__Stated problem__.
Scan the material and copy every line in which "туралы" appears.
[Records to use start]
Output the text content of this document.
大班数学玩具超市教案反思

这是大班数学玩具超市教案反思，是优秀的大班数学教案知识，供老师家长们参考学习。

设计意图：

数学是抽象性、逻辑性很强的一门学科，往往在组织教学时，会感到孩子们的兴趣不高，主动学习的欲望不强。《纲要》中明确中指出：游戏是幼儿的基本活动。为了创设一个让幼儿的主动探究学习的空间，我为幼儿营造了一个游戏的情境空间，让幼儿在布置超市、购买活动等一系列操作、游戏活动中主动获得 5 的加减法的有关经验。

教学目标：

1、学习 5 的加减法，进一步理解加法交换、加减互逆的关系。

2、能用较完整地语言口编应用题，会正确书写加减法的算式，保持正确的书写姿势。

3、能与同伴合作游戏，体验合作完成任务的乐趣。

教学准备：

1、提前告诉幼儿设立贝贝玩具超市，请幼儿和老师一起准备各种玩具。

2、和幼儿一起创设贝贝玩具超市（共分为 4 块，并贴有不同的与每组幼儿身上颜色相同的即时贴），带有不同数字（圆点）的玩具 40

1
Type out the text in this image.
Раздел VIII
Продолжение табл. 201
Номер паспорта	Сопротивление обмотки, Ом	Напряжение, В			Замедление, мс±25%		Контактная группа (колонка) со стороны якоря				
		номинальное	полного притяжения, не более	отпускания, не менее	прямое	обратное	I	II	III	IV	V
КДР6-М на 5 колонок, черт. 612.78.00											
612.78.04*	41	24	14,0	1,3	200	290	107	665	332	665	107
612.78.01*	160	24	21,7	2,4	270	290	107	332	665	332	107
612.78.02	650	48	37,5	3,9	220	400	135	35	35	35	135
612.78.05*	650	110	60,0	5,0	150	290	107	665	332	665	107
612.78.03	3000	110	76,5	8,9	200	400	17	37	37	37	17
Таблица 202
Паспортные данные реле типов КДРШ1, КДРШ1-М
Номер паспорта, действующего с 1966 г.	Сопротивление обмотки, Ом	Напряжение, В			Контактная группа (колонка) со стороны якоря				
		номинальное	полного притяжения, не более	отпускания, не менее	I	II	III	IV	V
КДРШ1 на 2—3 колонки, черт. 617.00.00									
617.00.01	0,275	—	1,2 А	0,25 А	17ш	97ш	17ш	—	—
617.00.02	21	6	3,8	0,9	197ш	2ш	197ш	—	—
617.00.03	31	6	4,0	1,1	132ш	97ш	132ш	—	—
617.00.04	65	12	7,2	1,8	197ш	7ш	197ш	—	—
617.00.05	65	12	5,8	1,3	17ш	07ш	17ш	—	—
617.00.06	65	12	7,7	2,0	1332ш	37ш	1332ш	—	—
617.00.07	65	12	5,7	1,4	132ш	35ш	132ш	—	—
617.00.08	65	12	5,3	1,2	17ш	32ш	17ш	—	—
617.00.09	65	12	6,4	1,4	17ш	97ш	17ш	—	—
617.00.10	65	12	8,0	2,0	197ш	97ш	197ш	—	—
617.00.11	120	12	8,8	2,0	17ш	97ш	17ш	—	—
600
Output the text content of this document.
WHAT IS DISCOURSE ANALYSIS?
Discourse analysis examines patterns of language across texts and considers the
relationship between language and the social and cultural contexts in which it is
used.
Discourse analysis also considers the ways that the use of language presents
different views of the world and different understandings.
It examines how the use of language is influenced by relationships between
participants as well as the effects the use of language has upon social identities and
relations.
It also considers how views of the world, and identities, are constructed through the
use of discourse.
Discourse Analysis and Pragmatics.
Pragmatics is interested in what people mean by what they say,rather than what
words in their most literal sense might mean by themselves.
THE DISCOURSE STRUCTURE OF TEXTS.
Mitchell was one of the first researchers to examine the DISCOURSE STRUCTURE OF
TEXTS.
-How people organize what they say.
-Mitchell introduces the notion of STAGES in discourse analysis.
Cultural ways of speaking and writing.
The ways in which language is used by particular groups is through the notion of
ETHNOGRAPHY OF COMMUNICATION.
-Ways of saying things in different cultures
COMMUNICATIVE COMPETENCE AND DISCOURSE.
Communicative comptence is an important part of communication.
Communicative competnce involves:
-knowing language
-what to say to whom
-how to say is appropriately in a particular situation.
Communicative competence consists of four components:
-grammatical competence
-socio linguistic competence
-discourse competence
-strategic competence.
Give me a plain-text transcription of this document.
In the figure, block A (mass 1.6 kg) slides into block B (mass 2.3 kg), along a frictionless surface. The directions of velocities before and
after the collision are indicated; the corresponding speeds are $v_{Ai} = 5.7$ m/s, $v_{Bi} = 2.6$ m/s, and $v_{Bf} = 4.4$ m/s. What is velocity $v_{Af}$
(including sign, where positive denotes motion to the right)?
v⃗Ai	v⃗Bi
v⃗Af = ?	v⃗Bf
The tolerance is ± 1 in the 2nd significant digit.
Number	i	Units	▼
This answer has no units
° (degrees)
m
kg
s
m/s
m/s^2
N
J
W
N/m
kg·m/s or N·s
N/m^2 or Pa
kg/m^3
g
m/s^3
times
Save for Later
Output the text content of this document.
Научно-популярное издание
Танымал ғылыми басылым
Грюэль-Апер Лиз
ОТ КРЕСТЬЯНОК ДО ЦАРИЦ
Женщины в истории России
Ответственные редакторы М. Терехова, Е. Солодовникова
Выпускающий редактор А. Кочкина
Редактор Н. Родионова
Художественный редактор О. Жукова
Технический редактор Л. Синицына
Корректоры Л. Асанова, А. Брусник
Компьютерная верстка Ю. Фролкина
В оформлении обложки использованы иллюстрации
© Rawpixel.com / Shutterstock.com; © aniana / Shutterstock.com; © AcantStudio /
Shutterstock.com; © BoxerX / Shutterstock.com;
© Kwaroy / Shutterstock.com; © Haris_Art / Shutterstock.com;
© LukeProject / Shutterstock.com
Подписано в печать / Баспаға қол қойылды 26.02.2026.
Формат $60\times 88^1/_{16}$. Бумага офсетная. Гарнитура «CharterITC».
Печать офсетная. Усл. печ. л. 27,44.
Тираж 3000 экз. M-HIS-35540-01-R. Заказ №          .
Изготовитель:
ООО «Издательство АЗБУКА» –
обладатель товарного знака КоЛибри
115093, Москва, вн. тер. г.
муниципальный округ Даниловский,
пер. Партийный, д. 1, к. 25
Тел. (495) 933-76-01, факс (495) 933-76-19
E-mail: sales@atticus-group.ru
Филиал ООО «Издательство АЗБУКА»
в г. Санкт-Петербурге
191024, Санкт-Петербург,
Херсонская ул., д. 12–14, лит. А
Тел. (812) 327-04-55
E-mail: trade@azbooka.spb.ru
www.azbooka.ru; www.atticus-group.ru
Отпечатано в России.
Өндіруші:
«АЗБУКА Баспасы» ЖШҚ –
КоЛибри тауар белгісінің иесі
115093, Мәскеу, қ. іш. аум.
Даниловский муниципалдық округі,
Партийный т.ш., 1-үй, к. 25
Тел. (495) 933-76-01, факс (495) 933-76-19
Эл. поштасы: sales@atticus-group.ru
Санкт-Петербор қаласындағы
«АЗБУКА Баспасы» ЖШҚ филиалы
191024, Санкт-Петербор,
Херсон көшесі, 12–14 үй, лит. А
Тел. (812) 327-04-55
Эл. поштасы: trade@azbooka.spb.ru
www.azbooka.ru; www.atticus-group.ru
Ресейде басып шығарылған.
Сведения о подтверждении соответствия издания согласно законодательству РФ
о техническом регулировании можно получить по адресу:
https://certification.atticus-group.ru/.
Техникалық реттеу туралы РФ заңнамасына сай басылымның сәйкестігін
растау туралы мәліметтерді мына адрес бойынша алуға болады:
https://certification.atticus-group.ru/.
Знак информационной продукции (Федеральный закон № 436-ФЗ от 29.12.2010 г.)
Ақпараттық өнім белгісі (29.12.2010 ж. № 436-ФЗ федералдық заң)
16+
[Records to use end]
__Task solution__.
Техникалық реттеу туралы РФ заңнамасына сай басылымның сәйкестігін
растау туралы мәліметтерді мына адрес бойынша алуға болады:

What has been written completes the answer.